PROBLEM TO WORK ON >> From the film review, return the passage that begins at the words "It’s not perfect.  The" and ends after "a lot of it.", copied word for word.

Here the film finds its core: the most immensely detailed look at a childhood I think I’ve seen on film.  So many little moments, beautifully captured with camera and actor (the child actors are fantastic), of young boys in 1940s Waco, TX.  Fear of father, love of mother, brotherly trust and betrayal, violent streaks.  Malick captures all this detail with a fluid camera, flowing around its subjects like air or water around an object, indifferent to what it is, what it feels, what put it there, why. 

And here is the point, I believe.  This core story of youth on its own would be a completely different movie.  But placing before it the complete history of time places Man, for maybe the first time in a Malick film, as a part of Nature.  The events of a young boy’s life are no different than the events of an asteroid striking a planet.   That’s the starting point.  The film’s stated themes are those of nature and grace.  What we’re shown is Nature: birth of the cosmos to death of a human.  But Malick knows his audience is one that knows Grace.  We’re shown natural events, but we can’t look at a boy hating his father or seeking forgiveness from a younger brother through such benign eyes.  We even see a dinosaur’s decision to spare another potential meal its life or not, in some part, as a decision between mercy and viciousness in the same film.  What the universe gives us is Nature.  What we give it back is Grace.

It’s not perfect.  The last 20 minutes meander a lot even for Malick, and don’t do much to bring the film home.  But it’s ambitious to make a film about everything.  It’s clearly extremely personal to Malick, and he has a vision.  It’s not a film you put in on a Saturday for a watch; it’s an expression on celluloid, and it’s not for everyone I’m sure.  He swings and misses on more than a few occasions, but the fact that he’s swinging for such a seemingly impossible target gives me reason to excuse a lot of it.

DATASET ENTRIES >>
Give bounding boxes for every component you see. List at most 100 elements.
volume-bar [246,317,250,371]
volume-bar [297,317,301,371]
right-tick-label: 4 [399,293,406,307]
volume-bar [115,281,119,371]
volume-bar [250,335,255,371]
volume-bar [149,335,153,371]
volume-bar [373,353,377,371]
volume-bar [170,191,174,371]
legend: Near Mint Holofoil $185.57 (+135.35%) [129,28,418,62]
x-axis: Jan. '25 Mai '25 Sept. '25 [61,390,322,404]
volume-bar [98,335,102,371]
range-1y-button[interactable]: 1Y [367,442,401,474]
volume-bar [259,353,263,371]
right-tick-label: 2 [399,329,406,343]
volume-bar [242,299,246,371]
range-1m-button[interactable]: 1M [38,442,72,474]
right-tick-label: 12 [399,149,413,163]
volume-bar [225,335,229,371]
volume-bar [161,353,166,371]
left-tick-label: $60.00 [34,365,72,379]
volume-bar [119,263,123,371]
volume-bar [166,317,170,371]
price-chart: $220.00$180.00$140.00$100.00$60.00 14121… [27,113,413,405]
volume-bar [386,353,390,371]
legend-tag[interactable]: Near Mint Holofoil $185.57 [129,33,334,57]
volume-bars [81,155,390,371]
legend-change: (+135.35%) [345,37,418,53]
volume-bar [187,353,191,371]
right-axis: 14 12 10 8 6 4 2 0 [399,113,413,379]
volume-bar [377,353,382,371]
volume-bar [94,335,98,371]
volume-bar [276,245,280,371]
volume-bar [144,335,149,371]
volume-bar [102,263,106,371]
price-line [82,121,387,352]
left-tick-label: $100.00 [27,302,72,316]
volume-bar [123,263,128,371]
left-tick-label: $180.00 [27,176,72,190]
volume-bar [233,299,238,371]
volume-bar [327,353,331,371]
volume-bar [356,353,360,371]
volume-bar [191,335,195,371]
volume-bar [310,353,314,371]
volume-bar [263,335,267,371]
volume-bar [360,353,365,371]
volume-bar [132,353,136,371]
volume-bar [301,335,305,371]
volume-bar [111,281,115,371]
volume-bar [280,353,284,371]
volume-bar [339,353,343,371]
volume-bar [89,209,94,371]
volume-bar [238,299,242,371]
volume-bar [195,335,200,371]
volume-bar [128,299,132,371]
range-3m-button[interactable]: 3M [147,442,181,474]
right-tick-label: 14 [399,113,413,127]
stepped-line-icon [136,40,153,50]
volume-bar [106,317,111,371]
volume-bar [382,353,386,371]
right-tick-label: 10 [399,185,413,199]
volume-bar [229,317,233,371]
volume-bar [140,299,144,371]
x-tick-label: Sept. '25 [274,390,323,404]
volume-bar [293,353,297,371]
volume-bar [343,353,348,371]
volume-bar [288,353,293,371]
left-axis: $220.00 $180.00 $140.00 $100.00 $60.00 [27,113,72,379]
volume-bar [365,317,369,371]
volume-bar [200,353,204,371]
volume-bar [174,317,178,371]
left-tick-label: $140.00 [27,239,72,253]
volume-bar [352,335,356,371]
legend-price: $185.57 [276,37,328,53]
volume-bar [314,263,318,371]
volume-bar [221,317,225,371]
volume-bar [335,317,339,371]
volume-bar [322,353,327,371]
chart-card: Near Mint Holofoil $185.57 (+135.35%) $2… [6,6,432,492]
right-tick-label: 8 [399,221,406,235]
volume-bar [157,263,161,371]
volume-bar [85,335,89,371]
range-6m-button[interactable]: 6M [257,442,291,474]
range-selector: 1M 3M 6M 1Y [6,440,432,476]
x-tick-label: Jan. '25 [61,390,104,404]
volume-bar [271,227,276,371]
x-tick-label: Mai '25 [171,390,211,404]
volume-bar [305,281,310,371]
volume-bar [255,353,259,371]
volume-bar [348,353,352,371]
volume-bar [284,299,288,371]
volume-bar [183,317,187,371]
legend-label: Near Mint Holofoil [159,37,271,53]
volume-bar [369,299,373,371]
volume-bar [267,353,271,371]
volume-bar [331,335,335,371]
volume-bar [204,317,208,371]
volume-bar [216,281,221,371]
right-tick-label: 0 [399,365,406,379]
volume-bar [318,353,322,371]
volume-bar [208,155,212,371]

RESULT FOR THIS TASK >>
It’s not perfect.  The last 20 minutes meander a lot even for Malick, and don’t do much to bring the film home.  But it’s ambitious to make a film about everything.  It’s clearly extremely personal to Malick, and he has a vision.  It’s not a film you put in on a Saturday for a watch; it’s an expression on celluloid, and it’s not for everyone I’m sure.  He swings and misses on more than a few occasions, but the fact that he’s swinging for such a seemingly impossible target gives me reason to excuse a lot of it.